▸ WHAT TO WORK ON
Print all of the data exactly as written.

▸ DATA FOR THE TASK
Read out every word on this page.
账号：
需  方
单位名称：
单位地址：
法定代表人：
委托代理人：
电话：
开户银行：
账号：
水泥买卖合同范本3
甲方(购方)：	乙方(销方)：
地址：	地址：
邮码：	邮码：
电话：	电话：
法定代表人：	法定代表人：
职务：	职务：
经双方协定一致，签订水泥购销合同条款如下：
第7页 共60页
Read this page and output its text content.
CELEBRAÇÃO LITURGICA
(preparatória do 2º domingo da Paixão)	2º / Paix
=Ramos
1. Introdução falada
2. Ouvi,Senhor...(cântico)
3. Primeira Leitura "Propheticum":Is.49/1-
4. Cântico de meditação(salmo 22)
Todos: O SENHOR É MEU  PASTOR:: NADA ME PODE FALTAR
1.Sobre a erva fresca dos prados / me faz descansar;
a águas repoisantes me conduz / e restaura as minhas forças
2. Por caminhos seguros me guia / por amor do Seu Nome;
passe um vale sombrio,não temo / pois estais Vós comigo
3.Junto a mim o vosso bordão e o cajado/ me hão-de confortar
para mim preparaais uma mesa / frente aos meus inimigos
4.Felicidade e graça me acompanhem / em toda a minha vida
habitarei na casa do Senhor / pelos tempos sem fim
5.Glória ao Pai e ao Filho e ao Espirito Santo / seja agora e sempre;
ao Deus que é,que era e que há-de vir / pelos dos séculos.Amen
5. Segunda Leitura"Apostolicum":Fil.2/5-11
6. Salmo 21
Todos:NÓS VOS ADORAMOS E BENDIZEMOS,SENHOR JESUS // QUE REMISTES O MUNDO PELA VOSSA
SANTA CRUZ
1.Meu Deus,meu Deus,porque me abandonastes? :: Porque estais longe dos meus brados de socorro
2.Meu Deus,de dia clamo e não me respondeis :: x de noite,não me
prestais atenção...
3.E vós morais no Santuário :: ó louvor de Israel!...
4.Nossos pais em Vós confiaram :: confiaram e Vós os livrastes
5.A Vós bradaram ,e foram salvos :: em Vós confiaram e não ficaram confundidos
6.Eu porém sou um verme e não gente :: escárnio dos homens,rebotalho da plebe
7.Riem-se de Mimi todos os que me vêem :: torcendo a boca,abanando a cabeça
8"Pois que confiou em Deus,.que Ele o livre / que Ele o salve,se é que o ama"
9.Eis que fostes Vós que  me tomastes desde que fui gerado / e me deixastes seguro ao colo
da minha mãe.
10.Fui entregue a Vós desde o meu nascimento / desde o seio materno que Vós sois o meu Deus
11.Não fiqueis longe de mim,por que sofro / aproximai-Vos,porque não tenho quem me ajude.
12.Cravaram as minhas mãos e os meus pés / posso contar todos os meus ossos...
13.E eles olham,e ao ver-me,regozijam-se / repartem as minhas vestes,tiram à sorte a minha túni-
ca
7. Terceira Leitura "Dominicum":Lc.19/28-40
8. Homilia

▸ WORKED SOLUTION
Read out every word on this page.
账号：
需  方
单位名称：
单位地址：
法定代表人：
委托代理人：
电话：
开户银行：
账号：
水泥买卖合同范本3
甲方(购方)：	乙方(销方)：
地址：	地址：
邮码：	邮码：
电话：	电话：
法定代表人：	法定代表人：
职务：	职务：
经双方协定一致，签订水泥购销合同条款如下：
第7页 共60页
Read this page and output its text content.
CELEBRAÇÃO LITURGICA
(preparatória do 2º domingo da Paixão)	2º / Paix
=Ramos
1. Introdução falada
2. Ouvi,Senhor...(cântico)
3. Primeira Leitura "Propheticum":Is.49/1-
4. Cântico de meditação(salmo 22)
Todos: O SENHOR É MEU  PASTOR:: NADA ME PODE FALTAR
1.Sobre a erva fresca dos prados / me faz descansar;
a águas repoisantes me conduz / e restaura as minhas forças
2. Por caminhos seguros me guia / por amor do Seu Nome;
passe um vale sombrio,não temo / pois estais Vós comigo
3.Junto a mim o vosso bordão e o cajado/ me hão-de confortar
para mim preparaais uma mesa / frente aos meus inimigos
4.Felicidade e graça me acompanhem / em toda a minha vida
habitarei na casa do Senhor / pelos tempos sem fim
5.Glória ao Pai e ao Filho e ao Espirito Santo / seja agora e sempre;
ao Deus que é,que era e que há-de vir / pelos dos séculos.Amen
5. Segunda Leitura"Apostolicum":Fil.2/5-11
6. Salmo 21
Todos:NÓS VOS ADORAMOS E BENDIZEMOS,SENHOR JESUS // QUE REMISTES O MUNDO PELA VOSSA
SANTA CRUZ
1.Meu Deus,meu Deus,porque me abandonastes? :: Porque estais longe dos meus brados de socorro
2.Meu Deus,de dia clamo e não me respondeis :: x de noite,não me
prestais atenção...
3.E vós morais no Santuário :: ó louvor de Israel!...
4.Nossos pais em Vós confiaram :: confiaram e Vós os livrastes
5.A Vós bradaram ,e foram salvos :: em Vós confiaram e não ficaram confundidos
6.Eu porém sou um verme e não gente :: escárnio dos homens,rebotalho da plebe
7.Riem-se de Mimi todos os que me vêem :: torcendo a boca,abanando a cabeça
8"Pois que confiou em Deus,.que Ele o livre / que Ele o salve,se é que o ama"
9.Eis que fostes Vós que  me tomastes desde que fui gerado / e me deixastes seguro ao colo
da minha mãe.
10.Fui entregue a Vós desde o meu nascimento / desde o seio materno que Vós sois o meu Deus
11.Não fiqueis longe de mim,por que sofro / aproximai-Vos,porque não tenho quem me ajude.
12.Cravaram as minhas mãos e os meus pés / posso contar todos os meus ossos...
13.E eles olham,e ao ver-me,regozijam-se / repartem as minhas vestes,tiram à sorte a minha túni-
ca
7. Terceira Leitura "Dominicum":Lc.19/28-40
8. Homilia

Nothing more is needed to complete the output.